Figure dataset records
"""

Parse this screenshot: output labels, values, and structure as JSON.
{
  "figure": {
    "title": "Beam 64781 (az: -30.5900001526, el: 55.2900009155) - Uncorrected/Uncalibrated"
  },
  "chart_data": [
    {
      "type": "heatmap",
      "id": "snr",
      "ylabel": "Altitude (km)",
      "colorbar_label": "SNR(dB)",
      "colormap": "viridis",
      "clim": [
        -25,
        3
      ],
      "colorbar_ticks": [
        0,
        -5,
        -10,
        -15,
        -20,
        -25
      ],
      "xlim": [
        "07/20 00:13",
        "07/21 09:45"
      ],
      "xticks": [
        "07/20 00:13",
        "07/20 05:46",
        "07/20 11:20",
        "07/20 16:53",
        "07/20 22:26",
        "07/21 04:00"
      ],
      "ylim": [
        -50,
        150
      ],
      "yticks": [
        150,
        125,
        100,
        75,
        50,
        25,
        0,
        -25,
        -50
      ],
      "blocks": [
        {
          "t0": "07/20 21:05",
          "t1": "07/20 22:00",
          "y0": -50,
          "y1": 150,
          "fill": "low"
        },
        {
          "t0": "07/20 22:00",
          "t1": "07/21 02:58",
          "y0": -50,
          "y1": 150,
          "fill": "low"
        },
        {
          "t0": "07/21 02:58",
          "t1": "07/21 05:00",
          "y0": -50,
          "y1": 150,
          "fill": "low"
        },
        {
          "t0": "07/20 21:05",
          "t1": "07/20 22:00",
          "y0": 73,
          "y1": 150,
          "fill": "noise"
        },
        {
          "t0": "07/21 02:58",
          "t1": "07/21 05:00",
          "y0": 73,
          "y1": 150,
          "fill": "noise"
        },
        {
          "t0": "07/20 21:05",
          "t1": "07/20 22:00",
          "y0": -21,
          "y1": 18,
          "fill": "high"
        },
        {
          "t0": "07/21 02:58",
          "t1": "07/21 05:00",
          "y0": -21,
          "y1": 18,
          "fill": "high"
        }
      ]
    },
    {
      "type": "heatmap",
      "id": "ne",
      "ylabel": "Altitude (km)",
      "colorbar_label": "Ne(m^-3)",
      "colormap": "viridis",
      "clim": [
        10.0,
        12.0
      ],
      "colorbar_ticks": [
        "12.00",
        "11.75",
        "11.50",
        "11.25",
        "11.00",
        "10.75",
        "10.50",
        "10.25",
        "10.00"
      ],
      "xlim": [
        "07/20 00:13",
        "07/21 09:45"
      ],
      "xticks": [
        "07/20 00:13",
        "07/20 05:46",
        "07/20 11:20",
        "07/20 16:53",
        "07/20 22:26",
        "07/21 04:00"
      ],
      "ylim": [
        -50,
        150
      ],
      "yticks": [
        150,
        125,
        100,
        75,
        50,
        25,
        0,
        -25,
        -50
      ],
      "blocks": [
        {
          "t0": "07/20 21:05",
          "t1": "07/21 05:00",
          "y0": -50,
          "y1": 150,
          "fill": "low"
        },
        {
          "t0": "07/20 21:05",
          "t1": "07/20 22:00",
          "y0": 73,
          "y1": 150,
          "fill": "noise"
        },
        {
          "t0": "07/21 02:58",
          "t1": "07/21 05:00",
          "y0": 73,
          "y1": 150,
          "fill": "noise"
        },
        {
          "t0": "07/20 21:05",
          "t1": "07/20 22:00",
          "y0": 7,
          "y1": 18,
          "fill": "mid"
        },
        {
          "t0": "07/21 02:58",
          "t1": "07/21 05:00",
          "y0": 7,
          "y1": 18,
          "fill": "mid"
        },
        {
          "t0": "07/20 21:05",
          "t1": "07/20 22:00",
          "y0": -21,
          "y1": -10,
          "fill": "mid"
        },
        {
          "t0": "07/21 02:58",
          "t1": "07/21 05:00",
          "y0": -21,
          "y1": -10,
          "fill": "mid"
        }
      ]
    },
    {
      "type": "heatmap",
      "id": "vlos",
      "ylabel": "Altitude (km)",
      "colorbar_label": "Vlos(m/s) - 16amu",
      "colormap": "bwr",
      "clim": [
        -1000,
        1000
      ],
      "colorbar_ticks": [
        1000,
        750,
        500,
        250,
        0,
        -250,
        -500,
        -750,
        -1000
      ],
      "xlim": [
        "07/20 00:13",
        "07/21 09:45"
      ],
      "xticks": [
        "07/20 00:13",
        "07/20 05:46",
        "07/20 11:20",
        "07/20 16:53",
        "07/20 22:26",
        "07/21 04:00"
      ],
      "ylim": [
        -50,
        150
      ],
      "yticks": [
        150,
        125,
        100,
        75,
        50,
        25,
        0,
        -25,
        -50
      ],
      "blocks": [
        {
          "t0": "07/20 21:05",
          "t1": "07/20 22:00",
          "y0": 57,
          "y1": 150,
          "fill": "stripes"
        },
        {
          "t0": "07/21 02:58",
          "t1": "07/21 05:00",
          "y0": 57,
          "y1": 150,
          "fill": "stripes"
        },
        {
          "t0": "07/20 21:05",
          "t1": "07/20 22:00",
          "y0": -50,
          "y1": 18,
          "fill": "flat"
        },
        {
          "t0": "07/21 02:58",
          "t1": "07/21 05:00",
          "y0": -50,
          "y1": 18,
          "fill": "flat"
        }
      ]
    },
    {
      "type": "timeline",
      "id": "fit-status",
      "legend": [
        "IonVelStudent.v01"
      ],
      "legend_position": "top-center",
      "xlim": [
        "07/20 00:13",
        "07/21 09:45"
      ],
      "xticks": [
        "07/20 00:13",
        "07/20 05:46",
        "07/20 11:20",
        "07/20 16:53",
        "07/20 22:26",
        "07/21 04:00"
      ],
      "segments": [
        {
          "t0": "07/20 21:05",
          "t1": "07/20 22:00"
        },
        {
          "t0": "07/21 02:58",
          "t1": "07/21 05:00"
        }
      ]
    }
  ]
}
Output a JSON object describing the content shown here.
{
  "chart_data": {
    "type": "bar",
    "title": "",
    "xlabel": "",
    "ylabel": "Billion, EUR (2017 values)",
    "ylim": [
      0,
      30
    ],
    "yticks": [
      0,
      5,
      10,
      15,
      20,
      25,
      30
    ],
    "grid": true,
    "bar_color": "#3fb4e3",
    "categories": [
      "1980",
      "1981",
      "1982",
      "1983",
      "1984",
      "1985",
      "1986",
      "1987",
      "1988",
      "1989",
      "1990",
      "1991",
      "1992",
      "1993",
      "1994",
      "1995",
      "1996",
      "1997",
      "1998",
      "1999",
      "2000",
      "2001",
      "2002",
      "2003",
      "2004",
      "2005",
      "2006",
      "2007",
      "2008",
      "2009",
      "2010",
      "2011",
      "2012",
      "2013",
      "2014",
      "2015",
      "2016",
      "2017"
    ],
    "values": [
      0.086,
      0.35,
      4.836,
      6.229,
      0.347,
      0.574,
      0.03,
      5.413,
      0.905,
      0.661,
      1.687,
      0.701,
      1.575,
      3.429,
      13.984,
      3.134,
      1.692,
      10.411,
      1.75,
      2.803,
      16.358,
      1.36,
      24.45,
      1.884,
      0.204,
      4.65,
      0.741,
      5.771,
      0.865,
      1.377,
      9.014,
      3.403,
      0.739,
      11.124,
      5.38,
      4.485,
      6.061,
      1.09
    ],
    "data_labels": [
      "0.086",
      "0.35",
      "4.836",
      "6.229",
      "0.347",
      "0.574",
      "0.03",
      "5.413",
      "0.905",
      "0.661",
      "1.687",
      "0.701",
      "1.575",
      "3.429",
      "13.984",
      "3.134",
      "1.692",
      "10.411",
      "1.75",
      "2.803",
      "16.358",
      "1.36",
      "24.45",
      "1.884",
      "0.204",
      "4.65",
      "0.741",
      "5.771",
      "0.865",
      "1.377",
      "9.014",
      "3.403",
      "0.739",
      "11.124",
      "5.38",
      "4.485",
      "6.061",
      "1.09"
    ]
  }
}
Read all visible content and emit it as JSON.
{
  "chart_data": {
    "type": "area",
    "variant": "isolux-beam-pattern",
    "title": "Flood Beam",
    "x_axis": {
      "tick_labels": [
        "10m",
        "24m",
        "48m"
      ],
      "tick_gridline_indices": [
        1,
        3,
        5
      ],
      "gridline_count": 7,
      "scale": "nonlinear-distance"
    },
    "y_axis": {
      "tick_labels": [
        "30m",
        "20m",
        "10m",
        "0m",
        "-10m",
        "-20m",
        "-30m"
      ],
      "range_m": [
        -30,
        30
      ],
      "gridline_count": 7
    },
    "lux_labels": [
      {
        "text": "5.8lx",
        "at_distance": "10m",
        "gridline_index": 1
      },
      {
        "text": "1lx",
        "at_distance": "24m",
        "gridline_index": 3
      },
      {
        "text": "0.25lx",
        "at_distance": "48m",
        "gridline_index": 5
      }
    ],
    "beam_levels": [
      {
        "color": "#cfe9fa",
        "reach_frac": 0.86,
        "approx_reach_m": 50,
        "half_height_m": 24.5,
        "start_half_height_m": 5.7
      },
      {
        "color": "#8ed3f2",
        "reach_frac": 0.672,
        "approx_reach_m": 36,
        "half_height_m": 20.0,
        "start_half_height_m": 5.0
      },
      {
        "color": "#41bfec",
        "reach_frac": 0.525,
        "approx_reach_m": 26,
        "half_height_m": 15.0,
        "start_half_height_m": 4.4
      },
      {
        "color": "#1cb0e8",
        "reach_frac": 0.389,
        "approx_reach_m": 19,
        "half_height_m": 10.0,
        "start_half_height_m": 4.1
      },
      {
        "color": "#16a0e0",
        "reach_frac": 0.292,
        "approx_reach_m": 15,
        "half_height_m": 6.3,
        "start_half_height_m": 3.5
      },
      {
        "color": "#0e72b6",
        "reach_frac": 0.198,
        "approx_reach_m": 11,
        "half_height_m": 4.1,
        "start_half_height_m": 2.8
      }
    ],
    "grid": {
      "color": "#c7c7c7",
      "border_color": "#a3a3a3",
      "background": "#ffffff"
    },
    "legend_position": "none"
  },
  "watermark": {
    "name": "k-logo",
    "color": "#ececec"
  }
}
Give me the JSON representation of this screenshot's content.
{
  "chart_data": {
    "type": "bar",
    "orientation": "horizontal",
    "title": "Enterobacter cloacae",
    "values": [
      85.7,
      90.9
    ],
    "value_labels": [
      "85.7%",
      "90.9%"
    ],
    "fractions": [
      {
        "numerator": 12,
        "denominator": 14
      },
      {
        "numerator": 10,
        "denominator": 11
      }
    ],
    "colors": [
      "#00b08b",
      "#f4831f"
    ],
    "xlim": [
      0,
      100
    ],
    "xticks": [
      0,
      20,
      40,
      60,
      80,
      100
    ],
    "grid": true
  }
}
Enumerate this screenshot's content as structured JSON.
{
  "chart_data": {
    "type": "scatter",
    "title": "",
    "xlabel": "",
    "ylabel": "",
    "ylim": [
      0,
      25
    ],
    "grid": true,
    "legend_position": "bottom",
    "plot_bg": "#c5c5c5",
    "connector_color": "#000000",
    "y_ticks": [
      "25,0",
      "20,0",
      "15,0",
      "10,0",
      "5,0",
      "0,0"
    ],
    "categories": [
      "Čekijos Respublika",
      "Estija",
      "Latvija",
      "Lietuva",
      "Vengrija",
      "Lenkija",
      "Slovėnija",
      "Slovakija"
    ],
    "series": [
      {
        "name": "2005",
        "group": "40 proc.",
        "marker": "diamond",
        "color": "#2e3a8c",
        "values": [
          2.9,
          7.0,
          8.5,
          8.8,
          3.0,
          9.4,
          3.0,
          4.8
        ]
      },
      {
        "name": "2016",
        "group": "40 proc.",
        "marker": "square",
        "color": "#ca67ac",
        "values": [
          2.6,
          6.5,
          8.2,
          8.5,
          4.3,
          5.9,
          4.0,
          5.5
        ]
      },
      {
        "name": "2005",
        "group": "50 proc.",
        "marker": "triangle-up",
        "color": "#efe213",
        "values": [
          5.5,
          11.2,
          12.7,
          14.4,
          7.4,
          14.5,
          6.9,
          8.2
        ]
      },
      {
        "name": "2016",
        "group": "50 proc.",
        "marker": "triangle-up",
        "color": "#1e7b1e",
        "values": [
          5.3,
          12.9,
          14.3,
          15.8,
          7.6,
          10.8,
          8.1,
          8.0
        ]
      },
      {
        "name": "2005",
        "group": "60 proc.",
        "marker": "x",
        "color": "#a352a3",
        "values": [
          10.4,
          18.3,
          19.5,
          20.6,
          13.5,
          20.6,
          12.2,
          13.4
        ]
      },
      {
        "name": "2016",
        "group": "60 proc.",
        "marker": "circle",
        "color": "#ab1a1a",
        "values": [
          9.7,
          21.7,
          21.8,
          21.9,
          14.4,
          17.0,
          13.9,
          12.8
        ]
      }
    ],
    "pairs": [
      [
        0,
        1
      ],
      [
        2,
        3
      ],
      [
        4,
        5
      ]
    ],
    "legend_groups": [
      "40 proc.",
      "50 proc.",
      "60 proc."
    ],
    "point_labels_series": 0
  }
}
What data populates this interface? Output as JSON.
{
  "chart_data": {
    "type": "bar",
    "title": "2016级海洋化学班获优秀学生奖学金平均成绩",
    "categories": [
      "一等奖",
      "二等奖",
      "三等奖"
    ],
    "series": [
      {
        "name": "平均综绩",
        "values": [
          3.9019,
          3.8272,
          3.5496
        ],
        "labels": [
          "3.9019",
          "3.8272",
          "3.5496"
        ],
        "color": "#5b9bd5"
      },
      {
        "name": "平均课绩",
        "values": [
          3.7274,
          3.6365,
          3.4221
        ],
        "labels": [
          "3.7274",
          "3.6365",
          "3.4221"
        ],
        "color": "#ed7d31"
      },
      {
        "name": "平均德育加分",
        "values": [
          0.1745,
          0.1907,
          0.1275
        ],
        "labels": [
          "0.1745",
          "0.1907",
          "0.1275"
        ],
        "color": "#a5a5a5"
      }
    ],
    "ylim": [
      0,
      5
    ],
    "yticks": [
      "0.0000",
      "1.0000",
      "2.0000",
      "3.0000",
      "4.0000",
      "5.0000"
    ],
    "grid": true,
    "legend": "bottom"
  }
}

"""

* **Written instruction**:
Looking at the material above, count the lines containing the string "bottom" and reply with the count alone.

* **Final result**:
2